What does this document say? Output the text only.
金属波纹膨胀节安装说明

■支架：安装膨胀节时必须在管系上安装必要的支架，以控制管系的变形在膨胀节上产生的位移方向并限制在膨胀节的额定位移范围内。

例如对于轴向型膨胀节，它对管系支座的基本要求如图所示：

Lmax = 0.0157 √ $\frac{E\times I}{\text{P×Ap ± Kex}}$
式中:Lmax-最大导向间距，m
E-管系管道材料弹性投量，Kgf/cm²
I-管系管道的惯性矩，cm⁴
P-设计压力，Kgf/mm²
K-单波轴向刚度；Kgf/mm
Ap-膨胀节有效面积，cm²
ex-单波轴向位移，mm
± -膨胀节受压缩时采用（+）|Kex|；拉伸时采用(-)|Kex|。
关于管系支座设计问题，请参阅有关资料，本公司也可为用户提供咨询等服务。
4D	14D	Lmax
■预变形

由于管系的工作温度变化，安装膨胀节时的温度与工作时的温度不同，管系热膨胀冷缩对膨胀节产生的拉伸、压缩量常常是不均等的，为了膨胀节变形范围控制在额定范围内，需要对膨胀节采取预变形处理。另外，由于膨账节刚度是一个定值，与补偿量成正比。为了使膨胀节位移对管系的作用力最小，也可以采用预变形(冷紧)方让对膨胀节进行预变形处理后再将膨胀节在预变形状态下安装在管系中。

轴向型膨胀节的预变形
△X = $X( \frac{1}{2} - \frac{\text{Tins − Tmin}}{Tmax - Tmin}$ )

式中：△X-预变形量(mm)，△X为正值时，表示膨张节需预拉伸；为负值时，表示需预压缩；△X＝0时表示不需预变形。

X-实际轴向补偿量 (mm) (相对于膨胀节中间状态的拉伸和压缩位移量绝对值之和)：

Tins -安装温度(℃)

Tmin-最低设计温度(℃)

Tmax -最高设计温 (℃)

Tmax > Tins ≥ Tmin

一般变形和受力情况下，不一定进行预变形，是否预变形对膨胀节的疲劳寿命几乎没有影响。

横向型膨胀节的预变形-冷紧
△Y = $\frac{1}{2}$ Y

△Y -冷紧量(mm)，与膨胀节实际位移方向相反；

________________

Written exercise: Return all of the entries word for word.

Result:
What does this document say? Output the text only.
金属波纹膨胀节安装说明

■支架：安装膨胀节时必须在管系上安装必要的支架，以控制管系的变形在膨胀节上产生的位移方向并限制在膨胀节的额定位移范围内。

例如对于轴向型膨胀节，它对管系支座的基本要求如图所示：

Lmax = 0.0157 √ $\frac{E\times I}{\text{P×Ap ± Kex}}$
式中:Lmax-最大导向间距，m
E-管系管道材料弹性投量，Kgf/cm²
I-管系管道的惯性矩，cm⁴
P-设计压力，Kgf/mm²
K-单波轴向刚度；Kgf/mm
Ap-膨胀节有效面积，cm²
ex-单波轴向位移，mm
± -膨胀节受压缩时采用（+）|Kex|；拉伸时采用(-)|Kex|。
关于管系支座设计问题，请参阅有关资料，本公司也可为用户提供咨询等服务。
4D	14D	Lmax
■预变形

由于管系的工作温度变化，安装膨胀节时的温度与工作时的温度不同，管系热膨胀冷缩对膨胀节产生的拉伸、压缩量常常是不均等的，为了膨胀节变形范围控制在额定范围内，需要对膨胀节采取预变形处理。另外，由于膨账节刚度是一个定值，与补偿量成正比。为了使膨胀节位移对管系的作用力最小，也可以采用预变形(冷紧)方让对膨胀节进行预变形处理后再将膨胀节在预变形状态下安装在管系中。

轴向型膨胀节的预变形
△X = $X( \frac{1}{2} - \frac{\text{Tins − Tmin}}{Tmax - Tmin}$ )

式中：△X-预变形量(mm)，△X为正值时，表示膨张节需预拉伸；为负值时，表示需预压缩；△X＝0时表示不需预变形。

X-实际轴向补偿量 (mm) (相对于膨胀节中间状态的拉伸和压缩位移量绝对值之和)：

Tins -安装温度(℃)

Tmin-最低设计温度(℃)

Tmax -最高设计温 (℃)

Tmax > Tins ≥ Tmin

一般变形和受力情况下，不一定进行预变形，是否预变形对膨胀节的疲劳寿命几乎没有影响。

横向型膨胀节的预变形-冷紧
△Y = $\frac{1}{2}$ Y

△Y -冷紧量(mm)，与膨胀节实际位移方向相反；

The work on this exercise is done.